Exercice A: Indiquez si les affirmations suivantes s'accordent avec le texte sur la trajectoire migratoire : (i) les cadres politiques influent sur la trajectoire migratoire ; (ii) le projet de départ reste en général inchangé ; (iii) la trajectoire sociale ne dépend pas du pouvoir politique. Répondez par oui ou non et citez les mots décisifs du texte.
Exercice B: Dans le texte sur la trajectoire migratoire, dans quel sens la trajectoire sociale est-elle entendue ?
Exercice C: Prolongez le texte sur la trajectoire migratoire à partir de sa dernière phrase.

Page:
────────────────────

Cependant, on peut observer que la trajectoire sociale, entendue comme quête d'une vie meilleure en termes de conditions de travail et de logement et la trajectoire spatiale, dans le sens d'itinéraire que l'on souhaite sans encombre, d'espace occupé, de perception de l'espace, sont totalement dépendantes du cadre fixé par le pouvoir politique. En effet, les cadres politiques et les rapports de pouvoir influent sur la trajectoire migratoire.

Le projet de départ, lui même influencé par ce pouvoir politique, est souvent modifié et contrarié pour des raisons qui dépassent les premiers concernés, c'est-à-dire les migrants : conditions de travail et de salaire qui ne correspondent pas à l'image valorisée qu'ils s'en étaient fait, ou encore, politique migratoire conditionnant les flux par des barrières matérielles ou subjectives. Ainsi, la notion de trajectoire « permet de mettre en lumière les paramètres globaux qui encadrent le tracé, ceux auxquels le migrant doit se soumettre, les points de passages « imposés » et ceux dont il peut s'affranchir dans la durée. » (Jolivet 2007 : 2-3).

────────────────────

[Listes de régions d'éléments]
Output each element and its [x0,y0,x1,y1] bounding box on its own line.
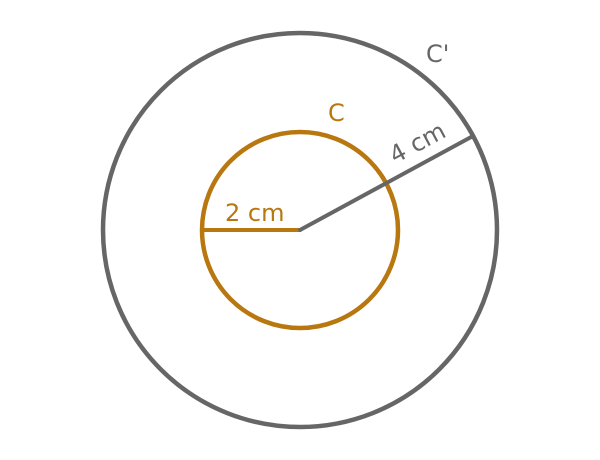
outer-circle [100,30,500,430]
outer-radius-label: 4 cm [385,117,451,170]
inner-radius-label: 2 cm [225,199,284,227]
inner-circle-label: C [328,99,345,127]
outer-circle-label: C' [426,40,449,68]
outer-radius-line [298,134,475,232]
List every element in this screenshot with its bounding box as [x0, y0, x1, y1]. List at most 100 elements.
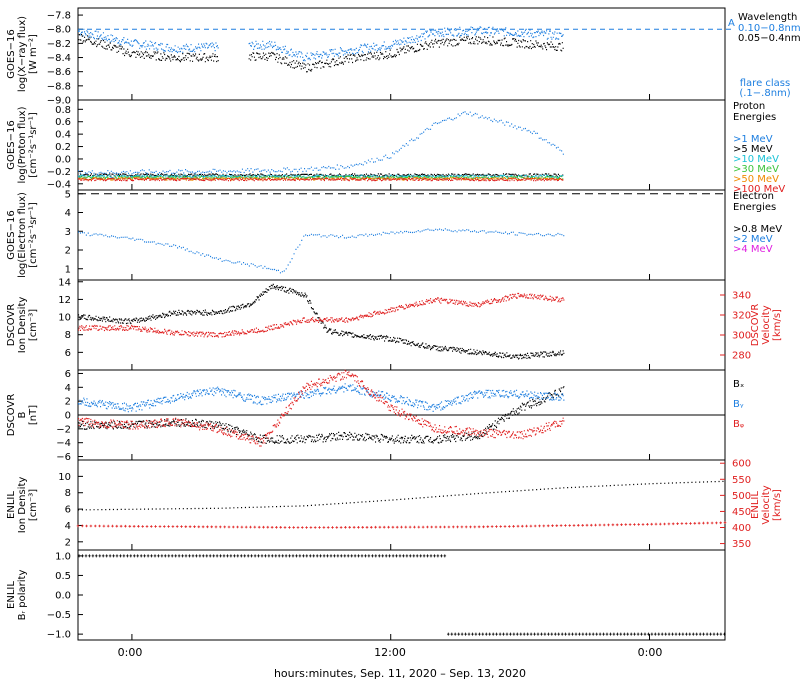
series-blue-marks	[78, 26, 564, 62]
polarity-mark	[723, 632, 726, 636]
y-tick-label: 320	[732, 311, 751, 322]
y-axis-label: ENLIL Ion Density [cm⁻³]	[6, 477, 39, 534]
polarity-mark	[146, 554, 150, 558]
panel-dscovr-b: 6 4 2 0 −2 −4 −6 DSCOVR B [nT] Bₓ Bᵧ Bᵩ	[6, 369, 744, 463]
polarity-mark	[257, 554, 260, 558]
polarity-mark	[91, 554, 95, 558]
polarity-mark	[250, 554, 253, 558]
y-axis-label-line: [km/s]	[772, 489, 783, 521]
polarity-mark	[326, 554, 329, 558]
polarity-mark	[267, 554, 271, 558]
polarity-mark	[105, 554, 108, 558]
legend-entry: Bᵧ	[733, 399, 744, 410]
series-red-marks	[76, 521, 727, 529]
polarity-mark	[298, 554, 302, 558]
y-axis-label-line: GOES−16	[6, 210, 17, 259]
polarity-mark	[243, 554, 246, 558]
polarity-mark	[567, 632, 571, 636]
y-axis-label-line: DSCOVR	[6, 394, 17, 437]
y-tick-label: 5	[65, 189, 71, 200]
polarity-mark	[591, 632, 595, 636]
polarity-mark	[481, 632, 485, 636]
series-blue-marks	[78, 111, 564, 176]
polarity-mark	[547, 632, 550, 636]
polarity-mark	[474, 632, 478, 636]
y-tick-label: −8.6	[47, 67, 71, 78]
polarity-mark	[226, 554, 229, 558]
polarity-mark	[436, 554, 440, 558]
legend-entry: >5 MeV	[733, 144, 773, 155]
y-axis-label-line: Velocity	[761, 485, 772, 524]
polarity-mark	[208, 554, 212, 558]
polarity-mark	[540, 632, 543, 636]
y-tick-label: −0.4	[47, 179, 71, 190]
polarity-mark	[360, 554, 364, 558]
y-axis-label-line: [cm⁻²s⁻¹sr⁻¹]	[28, 112, 39, 178]
y-axis-label-line: Ion Density	[17, 297, 28, 354]
polarity-mark	[467, 632, 471, 636]
y-axis-label-line: DSCOVR	[6, 304, 17, 347]
y-axis-label-line: [nT]	[28, 405, 39, 425]
polarity-mark	[108, 554, 112, 558]
panel-proton: 0.80.6 0.40.20.0 −0.2−0.4 GOES−16 log(Proton…	[6, 99, 785, 195]
polarity-mark	[712, 632, 716, 636]
polarity-mark	[526, 632, 529, 636]
panel-frame	[77, 7, 726, 101]
polarity-mark	[291, 554, 295, 558]
y-axis-label-line: GOES−16	[6, 120, 17, 169]
polarity-mark	[119, 554, 122, 558]
y-tick-label: 8	[65, 330, 71, 341]
polarity-mark	[150, 554, 153, 558]
polarity-mark	[619, 632, 623, 636]
polarity-mark	[422, 554, 426, 558]
flare-class-label: A	[728, 18, 735, 29]
y-tick-label: −2	[56, 424, 71, 435]
y-tick-label: 500	[732, 491, 751, 502]
polarity-mark	[174, 554, 177, 558]
y-tick-label: 0.0	[55, 591, 71, 602]
polarity-mark	[709, 632, 712, 636]
y-tick-label: 550	[732, 475, 751, 486]
polarity-mark	[329, 554, 333, 558]
polarity-mark	[309, 554, 312, 558]
x-tick-label: 12:00	[374, 646, 406, 659]
polarity-mark	[353, 554, 357, 558]
polarity-mark	[388, 554, 391, 558]
y-axis-label: DSCOVR B [nT]	[6, 394, 39, 437]
polarity-mark	[264, 554, 267, 558]
polarity-mark	[533, 632, 536, 636]
polarity-mark	[536, 632, 540, 636]
polarity-mark	[164, 554, 167, 558]
y-tick-label: −0.2	[47, 167, 71, 178]
polarity-mark	[126, 554, 129, 558]
polarity-mark	[381, 554, 384, 558]
y-tick-label: 2	[65, 397, 71, 408]
polarity-mark	[433, 554, 436, 558]
polarity-mark	[519, 632, 523, 636]
y-axis-label-line: ENLIL	[6, 491, 17, 519]
polarity-mark	[588, 632, 592, 636]
y-tick-label: 6	[65, 505, 71, 516]
y-axis-label: GOES−16 log(Proton flux) [cm⁻²s⁻¹sr⁻¹]	[6, 106, 39, 183]
polarity-mark	[678, 632, 681, 636]
y-tick-label: −7.8	[47, 11, 71, 22]
polarity-mark	[188, 554, 191, 558]
polarity-mark	[443, 554, 447, 558]
polarity-mark	[705, 632, 709, 636]
polarity-mark	[95, 554, 98, 558]
y-tick-label: 12	[58, 295, 71, 306]
y-tick-label: 0.2	[55, 142, 71, 153]
polarity-mark	[281, 554, 284, 558]
polarity-mark	[581, 632, 585, 636]
polarity-mark	[233, 554, 236, 558]
polarity-mark	[177, 554, 181, 558]
polarity-mark	[412, 554, 416, 558]
polarity-mark	[167, 554, 171, 558]
polarity-mark	[471, 632, 474, 636]
polarity-mark	[101, 554, 105, 558]
polarity-mark	[464, 632, 467, 636]
polarity-mark	[374, 554, 378, 558]
polarity-mark	[357, 554, 360, 558]
y-axis-label-line: Bᵣ polarity	[17, 570, 28, 621]
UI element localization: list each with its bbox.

────────────────────

Résultat attendu A:
(i) Oui : « les cadres politiques et les rapports de pouvoir influent sur la trajectoire migratoire ».
(ii) Non : « est souvent modifié et contrarié ».
(iii) Non : « sont totalement dépendantes du cadre fixé par le pouvoir politique ».

Résultat attendu B: Elle est entendue comme quête d'une vie meilleure en termes de conditions de travail et de logement.

Résultat attendu C:
Les (im)mobilités des immigrés Nord-Africains âgés et isolés seront donc étudiées à travers la notion de trajectoire, telle qu'elle a été définie ci-dessus. Cette notion permet de prendre en considération l'interaction entre les aspects sociaux, spatiaux et géopolitiques qui encadrent ces (im)mobilités. Ainsi, cette approche géographique des migrations n'est pas une approche sectorielle d'ordre spatial, démographique, ou encore social, mais une approche intégrée qui vise à comprendre les interactions entre ces différents aspects qui sont soumis à des rapports de pouvoir.

1. Aspects géopolitiques

Nous voulons insister ici sur le rôle des structures et des politiques qui a encadré la migration nord-africaine vers la France durant les Trente glorieuses, et également sur la persistance de ces structurations et de ces politiques, jusqu'à nos jours. En d'autres termes,

notre objectif est de définir le cadre politique : le référentiel de la trajectoire des immigrés nord-africains actuellement âgés et isolés en France.

D'abord, il nous semble nécessaire de rappeler que le mouvement migratoire nord-africain vers la France - qui s'inscrit dans le cadre des mouvements migratoires effectués à partir des pays dits sous-développés, à fortes populations rurales et paysannes, vers les pays dits développés caractérisés par la civilisation urbaine et industrielle - est d'une certaine manière :

L'homologue des anciennes migrations internes à travers l'exode rural que chacun de ces derniers pays a connu en son temps. L'un et l'autre déplacement de populations (travailleurs et familles entières) participent de la même logique et bien qu'ils soient fort éloignés dans le temps et dans l'espace et qu'ils portent respectivement sur des aires et sur des distances sans commune mesure d'un cas à l'autre, ils procèdent de la même genèse sociale et économique » (Sayad 1999 : 417).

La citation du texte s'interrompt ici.